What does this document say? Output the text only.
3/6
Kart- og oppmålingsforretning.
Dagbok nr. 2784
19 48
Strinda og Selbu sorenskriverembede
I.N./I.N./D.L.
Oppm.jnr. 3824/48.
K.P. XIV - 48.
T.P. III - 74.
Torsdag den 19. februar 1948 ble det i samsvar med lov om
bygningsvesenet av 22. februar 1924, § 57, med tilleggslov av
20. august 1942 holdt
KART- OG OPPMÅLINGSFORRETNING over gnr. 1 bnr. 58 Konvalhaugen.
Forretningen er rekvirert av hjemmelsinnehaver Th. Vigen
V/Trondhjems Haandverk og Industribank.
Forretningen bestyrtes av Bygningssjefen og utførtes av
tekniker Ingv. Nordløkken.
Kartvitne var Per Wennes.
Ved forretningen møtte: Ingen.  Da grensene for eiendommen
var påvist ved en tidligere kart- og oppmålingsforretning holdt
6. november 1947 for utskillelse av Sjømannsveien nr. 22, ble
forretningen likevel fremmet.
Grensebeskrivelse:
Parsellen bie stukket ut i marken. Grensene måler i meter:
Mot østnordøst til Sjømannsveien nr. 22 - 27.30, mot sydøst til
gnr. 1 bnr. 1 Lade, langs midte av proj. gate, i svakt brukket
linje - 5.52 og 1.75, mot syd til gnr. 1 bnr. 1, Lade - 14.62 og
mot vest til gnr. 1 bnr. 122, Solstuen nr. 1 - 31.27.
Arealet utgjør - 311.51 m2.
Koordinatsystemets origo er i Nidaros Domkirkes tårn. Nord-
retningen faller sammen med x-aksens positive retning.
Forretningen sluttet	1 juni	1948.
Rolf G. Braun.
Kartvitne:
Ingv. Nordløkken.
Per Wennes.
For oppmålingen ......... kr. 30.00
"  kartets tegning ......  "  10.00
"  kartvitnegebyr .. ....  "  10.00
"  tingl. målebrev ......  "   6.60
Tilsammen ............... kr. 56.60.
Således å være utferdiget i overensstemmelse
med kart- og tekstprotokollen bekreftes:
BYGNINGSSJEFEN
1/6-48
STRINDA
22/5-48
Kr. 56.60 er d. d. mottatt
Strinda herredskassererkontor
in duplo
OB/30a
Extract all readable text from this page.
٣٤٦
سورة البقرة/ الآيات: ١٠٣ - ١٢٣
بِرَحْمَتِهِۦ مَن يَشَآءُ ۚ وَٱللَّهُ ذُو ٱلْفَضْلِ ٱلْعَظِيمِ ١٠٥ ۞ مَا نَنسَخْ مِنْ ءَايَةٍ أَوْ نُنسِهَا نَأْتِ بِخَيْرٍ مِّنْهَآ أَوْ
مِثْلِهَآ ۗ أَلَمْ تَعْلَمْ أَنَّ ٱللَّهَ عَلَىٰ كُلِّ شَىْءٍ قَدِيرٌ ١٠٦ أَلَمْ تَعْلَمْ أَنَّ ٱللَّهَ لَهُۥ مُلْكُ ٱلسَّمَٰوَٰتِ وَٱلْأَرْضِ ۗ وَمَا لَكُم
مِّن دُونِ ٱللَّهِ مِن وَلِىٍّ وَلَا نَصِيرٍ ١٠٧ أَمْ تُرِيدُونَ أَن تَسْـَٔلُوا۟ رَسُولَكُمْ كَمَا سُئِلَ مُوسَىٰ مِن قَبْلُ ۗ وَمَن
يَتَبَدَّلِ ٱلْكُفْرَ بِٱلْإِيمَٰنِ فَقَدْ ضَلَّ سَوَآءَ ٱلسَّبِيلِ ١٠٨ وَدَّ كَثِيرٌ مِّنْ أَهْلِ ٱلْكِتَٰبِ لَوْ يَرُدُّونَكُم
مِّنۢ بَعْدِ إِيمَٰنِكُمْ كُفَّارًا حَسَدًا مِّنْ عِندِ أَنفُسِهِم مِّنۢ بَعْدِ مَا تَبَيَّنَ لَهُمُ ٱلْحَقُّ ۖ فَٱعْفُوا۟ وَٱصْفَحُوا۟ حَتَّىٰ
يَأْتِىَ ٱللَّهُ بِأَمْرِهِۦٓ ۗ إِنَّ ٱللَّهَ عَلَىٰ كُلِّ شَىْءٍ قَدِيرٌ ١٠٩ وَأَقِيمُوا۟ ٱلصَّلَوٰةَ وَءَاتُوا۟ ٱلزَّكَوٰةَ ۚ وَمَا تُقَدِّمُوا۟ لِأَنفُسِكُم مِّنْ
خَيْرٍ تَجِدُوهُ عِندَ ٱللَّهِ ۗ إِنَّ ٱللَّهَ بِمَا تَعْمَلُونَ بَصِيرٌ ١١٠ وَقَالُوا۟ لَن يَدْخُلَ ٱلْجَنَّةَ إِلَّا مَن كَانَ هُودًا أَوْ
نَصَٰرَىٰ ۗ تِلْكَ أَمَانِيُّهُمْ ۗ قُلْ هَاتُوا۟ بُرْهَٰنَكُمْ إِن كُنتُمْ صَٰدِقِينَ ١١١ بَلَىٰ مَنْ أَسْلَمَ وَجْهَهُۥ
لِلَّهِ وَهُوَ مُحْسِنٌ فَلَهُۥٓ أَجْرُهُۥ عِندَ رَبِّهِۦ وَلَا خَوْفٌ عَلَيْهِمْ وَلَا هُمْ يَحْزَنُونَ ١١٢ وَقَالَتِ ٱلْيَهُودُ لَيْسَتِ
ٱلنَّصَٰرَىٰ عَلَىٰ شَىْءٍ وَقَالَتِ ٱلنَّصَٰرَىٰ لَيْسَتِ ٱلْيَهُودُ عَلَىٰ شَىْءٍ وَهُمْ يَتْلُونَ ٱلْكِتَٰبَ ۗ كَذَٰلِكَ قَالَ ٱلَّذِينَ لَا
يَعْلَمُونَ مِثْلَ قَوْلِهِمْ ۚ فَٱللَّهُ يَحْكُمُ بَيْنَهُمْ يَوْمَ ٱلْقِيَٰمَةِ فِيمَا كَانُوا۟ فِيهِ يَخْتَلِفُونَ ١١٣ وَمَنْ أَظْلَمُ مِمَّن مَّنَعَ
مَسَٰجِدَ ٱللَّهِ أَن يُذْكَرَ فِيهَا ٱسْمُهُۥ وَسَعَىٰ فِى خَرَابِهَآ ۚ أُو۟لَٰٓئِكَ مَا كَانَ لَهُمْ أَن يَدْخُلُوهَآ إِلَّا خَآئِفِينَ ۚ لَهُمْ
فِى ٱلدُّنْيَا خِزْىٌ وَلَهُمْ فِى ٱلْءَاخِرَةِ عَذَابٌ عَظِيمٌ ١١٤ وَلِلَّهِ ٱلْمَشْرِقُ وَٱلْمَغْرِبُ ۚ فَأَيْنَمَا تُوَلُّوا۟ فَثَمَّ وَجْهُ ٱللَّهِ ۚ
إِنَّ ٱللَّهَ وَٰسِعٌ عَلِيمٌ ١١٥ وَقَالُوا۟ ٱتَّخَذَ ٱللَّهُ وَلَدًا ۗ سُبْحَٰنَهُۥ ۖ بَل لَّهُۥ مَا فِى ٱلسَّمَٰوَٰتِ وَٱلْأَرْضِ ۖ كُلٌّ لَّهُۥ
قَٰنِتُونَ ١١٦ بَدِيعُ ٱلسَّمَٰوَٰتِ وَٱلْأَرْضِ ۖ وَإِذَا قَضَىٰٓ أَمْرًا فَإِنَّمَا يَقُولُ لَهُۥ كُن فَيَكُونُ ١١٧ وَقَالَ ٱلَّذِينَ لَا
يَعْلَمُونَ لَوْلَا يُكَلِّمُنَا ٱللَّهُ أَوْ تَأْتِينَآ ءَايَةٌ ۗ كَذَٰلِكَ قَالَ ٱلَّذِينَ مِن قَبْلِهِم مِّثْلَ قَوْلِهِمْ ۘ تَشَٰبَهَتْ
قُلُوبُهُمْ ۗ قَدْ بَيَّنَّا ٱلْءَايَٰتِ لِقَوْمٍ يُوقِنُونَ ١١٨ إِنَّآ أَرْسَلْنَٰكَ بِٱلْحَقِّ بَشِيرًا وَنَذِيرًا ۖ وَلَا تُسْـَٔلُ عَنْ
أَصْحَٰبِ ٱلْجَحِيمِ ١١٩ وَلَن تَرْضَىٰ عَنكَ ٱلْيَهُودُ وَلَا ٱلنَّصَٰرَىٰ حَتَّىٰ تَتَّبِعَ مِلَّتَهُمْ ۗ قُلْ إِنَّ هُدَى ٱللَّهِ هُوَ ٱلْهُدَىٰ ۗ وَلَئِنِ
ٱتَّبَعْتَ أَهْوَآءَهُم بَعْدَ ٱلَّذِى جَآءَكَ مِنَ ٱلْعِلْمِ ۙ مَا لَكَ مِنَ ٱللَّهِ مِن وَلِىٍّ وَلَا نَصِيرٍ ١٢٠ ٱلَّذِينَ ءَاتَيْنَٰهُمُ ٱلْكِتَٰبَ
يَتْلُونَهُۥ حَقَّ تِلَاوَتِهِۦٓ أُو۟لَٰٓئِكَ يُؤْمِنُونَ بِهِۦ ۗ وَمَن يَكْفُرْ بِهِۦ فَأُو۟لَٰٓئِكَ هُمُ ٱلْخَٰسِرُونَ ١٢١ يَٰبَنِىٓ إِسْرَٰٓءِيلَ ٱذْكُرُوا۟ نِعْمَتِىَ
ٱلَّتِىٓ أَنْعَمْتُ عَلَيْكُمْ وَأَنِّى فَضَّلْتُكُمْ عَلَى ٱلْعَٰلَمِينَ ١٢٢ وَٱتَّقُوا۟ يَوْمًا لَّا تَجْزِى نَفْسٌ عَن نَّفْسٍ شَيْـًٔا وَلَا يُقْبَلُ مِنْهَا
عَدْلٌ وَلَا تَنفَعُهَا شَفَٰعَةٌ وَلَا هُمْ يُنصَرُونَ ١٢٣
============================================================
Given instruction: Lines in the records that hold the word "holdt" are to be counted; give only the total.

Answer to this task: 2